### PROBLEM DESCRIPTION
Take the listing and print it in full, exactly as given.

### ENTRIES
....
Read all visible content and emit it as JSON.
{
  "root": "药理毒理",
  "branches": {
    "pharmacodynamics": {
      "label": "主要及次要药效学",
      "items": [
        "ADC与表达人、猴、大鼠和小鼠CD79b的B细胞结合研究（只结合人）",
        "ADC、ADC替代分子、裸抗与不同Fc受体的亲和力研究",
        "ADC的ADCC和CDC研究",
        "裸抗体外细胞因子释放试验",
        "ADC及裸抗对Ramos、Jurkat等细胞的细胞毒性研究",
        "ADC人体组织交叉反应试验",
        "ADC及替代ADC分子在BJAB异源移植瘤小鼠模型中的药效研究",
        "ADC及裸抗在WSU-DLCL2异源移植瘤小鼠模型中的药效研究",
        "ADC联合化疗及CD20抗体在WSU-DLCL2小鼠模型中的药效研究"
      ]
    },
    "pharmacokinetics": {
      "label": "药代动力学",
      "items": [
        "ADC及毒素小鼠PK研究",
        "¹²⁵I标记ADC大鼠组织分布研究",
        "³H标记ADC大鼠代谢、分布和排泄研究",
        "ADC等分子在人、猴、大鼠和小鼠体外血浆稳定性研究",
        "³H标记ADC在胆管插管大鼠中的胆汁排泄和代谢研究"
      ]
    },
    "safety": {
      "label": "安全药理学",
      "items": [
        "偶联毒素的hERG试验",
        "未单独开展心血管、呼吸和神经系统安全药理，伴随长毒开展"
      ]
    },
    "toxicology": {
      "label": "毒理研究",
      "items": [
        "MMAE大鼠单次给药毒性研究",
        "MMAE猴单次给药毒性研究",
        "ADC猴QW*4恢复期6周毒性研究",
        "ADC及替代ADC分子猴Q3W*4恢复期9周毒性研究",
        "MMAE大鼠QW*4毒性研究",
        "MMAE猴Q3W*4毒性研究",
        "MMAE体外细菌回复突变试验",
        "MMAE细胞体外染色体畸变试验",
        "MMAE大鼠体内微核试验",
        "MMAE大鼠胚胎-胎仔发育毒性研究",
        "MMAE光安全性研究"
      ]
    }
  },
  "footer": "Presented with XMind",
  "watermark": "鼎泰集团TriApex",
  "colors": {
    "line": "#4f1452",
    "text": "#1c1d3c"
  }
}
....
### FULL SOLUTION
Read all visible content and emit it as JSON.
{
  "root": "药理毒理",
  "branches": {
    "pharmacodynamics": {
      "label": "主要及次要药效学",
      "items": [
        "ADC与表达人、猴、大鼠和小鼠CD79b的B细胞结合研究（只结合人）",
        "ADC、ADC替代分子、裸抗与不同Fc受体的亲和力研究",
        "ADC的ADCC和CDC研究",
        "裸抗体外细胞因子释放试验",
        "ADC及裸抗对Ramos、Jurkat等细胞的细胞毒性研究",
        "ADC人体组织交叉反应试验",
        "ADC及替代ADC分子在BJAB异源移植瘤小鼠模型中的药效研究",
        "ADC及裸抗在WSU-DLCL2异源移植瘤小鼠模型中的药效研究",
        "ADC联合化疗及CD20抗体在WSU-DLCL2小鼠模型中的药效研究"
      ]
    },
    "pharmacokinetics": {
      "label": "药代动力学",
      "items": [
        "ADC及毒素小鼠PK研究",
        "¹²⁵I标记ADC大鼠组织分布研究",
        "³H标记ADC大鼠代谢、分布和排泄研究",
        "ADC等分子在人、猴、大鼠和小鼠体外血浆稳定性研究",
        "³H标记ADC在胆管插管大鼠中的胆汁排泄和代谢研究"
      ]
    },
    "safety": {
      "label": "安全药理学",
      "items": [
        "偶联毒素的hERG试验",
        "未单独开展心血管、呼吸和神经系统安全药理，伴随长毒开展"
      ]
    },
    "toxicology": {
      "label": "毒理研究",
      "items": [
        "MMAE大鼠单次给药毒性研究",
        "MMAE猴单次给药毒性研究",
        "ADC猴QW*4恢复期6周毒性研究",
        "ADC及替代ADC分子猴Q3W*4恢复期9周毒性研究",
        "MMAE大鼠QW*4毒性研究",
        "MMAE猴Q3W*4毒性研究",
        "MMAE体外细菌回复突变试验",
        "MMAE细胞体外染色体畸变试验",
        "MMAE大鼠体内微核试验",
        "MMAE大鼠胚胎-胎仔发育毒性研究",
        "MMAE光安全性研究"
      ]
    }
  },
  "footer": "Presented with XMind",
  "watermark": "鼎泰集团TriApex",
  "colors": {
    "line": "#4f1452",
    "text": "#1c1d3c"
  }
}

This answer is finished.